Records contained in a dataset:
## Start
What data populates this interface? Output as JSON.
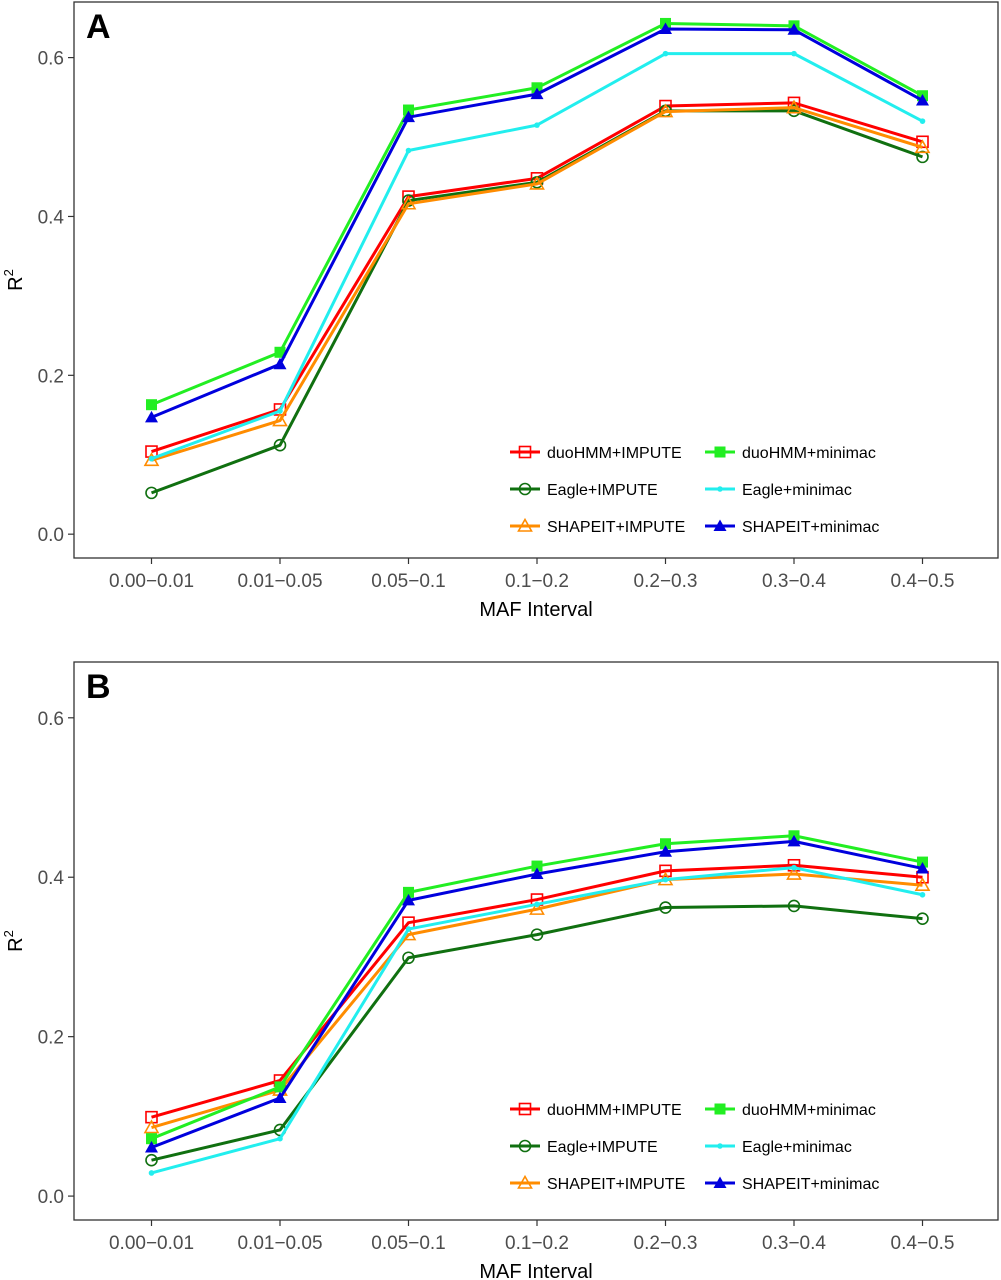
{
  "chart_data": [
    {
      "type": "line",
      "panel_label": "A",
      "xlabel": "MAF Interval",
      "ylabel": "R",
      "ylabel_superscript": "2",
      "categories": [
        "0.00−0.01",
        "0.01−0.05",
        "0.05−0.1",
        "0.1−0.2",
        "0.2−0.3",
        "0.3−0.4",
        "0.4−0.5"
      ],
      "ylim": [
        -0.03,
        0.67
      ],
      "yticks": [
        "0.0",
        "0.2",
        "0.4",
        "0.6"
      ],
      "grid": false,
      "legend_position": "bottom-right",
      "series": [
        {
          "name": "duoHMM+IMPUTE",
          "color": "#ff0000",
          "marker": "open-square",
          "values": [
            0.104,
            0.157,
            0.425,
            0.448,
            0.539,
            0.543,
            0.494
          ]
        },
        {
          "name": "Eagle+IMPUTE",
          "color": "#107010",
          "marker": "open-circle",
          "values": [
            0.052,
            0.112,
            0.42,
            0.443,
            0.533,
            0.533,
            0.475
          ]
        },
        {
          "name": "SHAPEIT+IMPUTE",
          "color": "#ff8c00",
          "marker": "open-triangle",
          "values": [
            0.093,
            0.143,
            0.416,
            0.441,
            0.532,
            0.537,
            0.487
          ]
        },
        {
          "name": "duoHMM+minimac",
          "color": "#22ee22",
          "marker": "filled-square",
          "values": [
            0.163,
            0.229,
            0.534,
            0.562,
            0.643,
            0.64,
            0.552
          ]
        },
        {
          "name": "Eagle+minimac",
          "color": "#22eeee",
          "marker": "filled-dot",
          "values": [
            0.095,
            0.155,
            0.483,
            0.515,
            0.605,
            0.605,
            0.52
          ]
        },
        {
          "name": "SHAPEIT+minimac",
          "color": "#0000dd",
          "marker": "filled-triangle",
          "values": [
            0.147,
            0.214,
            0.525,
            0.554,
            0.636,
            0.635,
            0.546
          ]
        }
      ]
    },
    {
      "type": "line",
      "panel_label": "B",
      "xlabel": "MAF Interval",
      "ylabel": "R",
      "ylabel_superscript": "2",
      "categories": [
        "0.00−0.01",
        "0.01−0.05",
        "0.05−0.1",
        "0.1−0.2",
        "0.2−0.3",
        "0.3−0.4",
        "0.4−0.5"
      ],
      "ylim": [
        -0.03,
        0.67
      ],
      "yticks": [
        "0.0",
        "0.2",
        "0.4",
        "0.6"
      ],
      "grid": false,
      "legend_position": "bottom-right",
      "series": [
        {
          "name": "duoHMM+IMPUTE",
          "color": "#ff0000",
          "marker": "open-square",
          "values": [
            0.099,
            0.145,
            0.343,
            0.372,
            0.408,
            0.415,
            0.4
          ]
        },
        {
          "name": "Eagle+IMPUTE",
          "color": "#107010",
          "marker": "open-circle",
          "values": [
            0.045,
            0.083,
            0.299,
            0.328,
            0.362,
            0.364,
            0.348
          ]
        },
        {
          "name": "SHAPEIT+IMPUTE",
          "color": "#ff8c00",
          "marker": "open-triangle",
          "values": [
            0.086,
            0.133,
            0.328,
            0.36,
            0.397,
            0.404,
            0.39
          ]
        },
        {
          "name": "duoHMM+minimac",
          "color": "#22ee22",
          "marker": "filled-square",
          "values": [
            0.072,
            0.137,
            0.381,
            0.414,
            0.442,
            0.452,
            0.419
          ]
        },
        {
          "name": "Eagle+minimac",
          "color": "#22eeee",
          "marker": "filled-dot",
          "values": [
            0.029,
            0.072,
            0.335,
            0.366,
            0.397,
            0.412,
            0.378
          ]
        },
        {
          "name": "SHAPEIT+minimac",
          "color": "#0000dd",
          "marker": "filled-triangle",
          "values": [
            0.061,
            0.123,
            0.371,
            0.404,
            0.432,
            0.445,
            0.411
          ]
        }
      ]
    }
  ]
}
## End
AIM OF THE TASK: Your copy of the data should match it exactly, except that pictures are left out.

TASK SOLUTION:
What data populates this interface? Output as JSON.
{
  "chart_data": [
    {
      "type": "line",
      "panel_label": "A",
      "xlabel": "MAF Interval",
      "ylabel": "R",
      "ylabel_superscript": "2",
      "categories": [
        "0.00−0.01",
        "0.01−0.05",
        "0.05−0.1",
        "0.1−0.2",
        "0.2−0.3",
        "0.3−0.4",
        "0.4−0.5"
      ],
      "ylim": [
        -0.03,
        0.67
      ],
      "yticks": [
        "0.0",
        "0.2",
        "0.4",
        "0.6"
      ],
      "grid": false,
      "legend_position": "bottom-right",
      "series": [
        {
          "name": "duoHMM+IMPUTE",
          "color": "#ff0000",
          "marker": "open-square",
          "values": [
            0.104,
            0.157,
            0.425,
            0.448,
            0.539,
            0.543,
            0.494
          ]
        },
        {
          "name": "Eagle+IMPUTE",
          "color": "#107010",
          "marker": "open-circle",
          "values": [
            0.052,
            0.112,
            0.42,
            0.443,
            0.533,
            0.533,
            0.475
          ]
        },
        {
          "name": "SHAPEIT+IMPUTE",
          "color": "#ff8c00",
          "marker": "open-triangle",
          "values": [
            0.093,
            0.143,
            0.416,
            0.441,
            0.532,
            0.537,
            0.487
          ]
        },
        {
          "name": "duoHMM+minimac",
          "color": "#22ee22",
          "marker": "filled-square",
          "values": [
            0.163,
            0.229,
            0.534,
            0.562,
            0.643,
            0.64,
            0.552
          ]
        },
        {
          "name": "Eagle+minimac",
          "color": "#22eeee",
          "marker": "filled-dot",
          "values": [
            0.095,
            0.155,
            0.483,
            0.515,
            0.605,
            0.605,
            0.52
          ]
        },
        {
          "name": "SHAPEIT+minimac",
          "color": "#0000dd",
          "marker": "filled-triangle",
          "values": [
            0.147,
            0.214,
            0.525,
            0.554,
            0.636,
            0.635,
            0.546
          ]
        }
      ]
    },
    {
      "type": "line",
      "panel_label": "B",
      "xlabel": "MAF Interval",
      "ylabel": "R",
      "ylabel_superscript": "2",
      "categories": [
        "0.00−0.01",
        "0.01−0.05",
        "0.05−0.1",
        "0.1−0.2",
        "0.2−0.3",
        "0.3−0.4",
        "0.4−0.5"
      ],
      "ylim": [
        -0.03,
        0.67
      ],
      "yticks": [
        "0.0",
        "0.2",
        "0.4",
        "0.6"
      ],
      "grid": false,
      "legend_position": "bottom-right",
      "series": [
        {
          "name": "duoHMM+IMPUTE",
          "color": "#ff0000",
          "marker": "open-square",
          "values": [
            0.099,
            0.145,
            0.343,
            0.372,
            0.408,
            0.415,
            0.4
          ]
        },
        {
          "name": "Eagle+IMPUTE",
          "color": "#107010",
          "marker": "open-circle",
          "values": [
            0.045,
            0.083,
            0.299,
            0.328,
            0.362,
            0.364,
            0.348
          ]
        },
        {
          "name": "SHAPEIT+IMPUTE",
          "color": "#ff8c00",
          "marker": "open-triangle",
          "values": [
            0.086,
            0.133,
            0.328,
            0.36,
            0.397,
            0.404,
            0.39
          ]
        },
        {
          "name": "duoHMM+minimac",
          "color": "#22ee22",
          "marker": "filled-square",
          "values": [
            0.072,
            0.137,
            0.381,
            0.414,
            0.442,
            0.452,
            0.419
          ]
        },
        {
          "name": "Eagle+minimac",
          "color": "#22eeee",
          "marker": "filled-dot",
          "values": [
            0.029,
            0.072,
            0.335,
            0.366,
            0.397,
            0.412,
            0.378
          ]
        },
        {
          "name": "SHAPEIT+minimac",
          "color": "#0000dd",
          "marker": "filled-triangle",
          "values": [
            0.061,
            0.123,
            0.371,
            0.404,
            0.432,
            0.445,
            0.411
          ]
        }
      ]
    }
  ]
}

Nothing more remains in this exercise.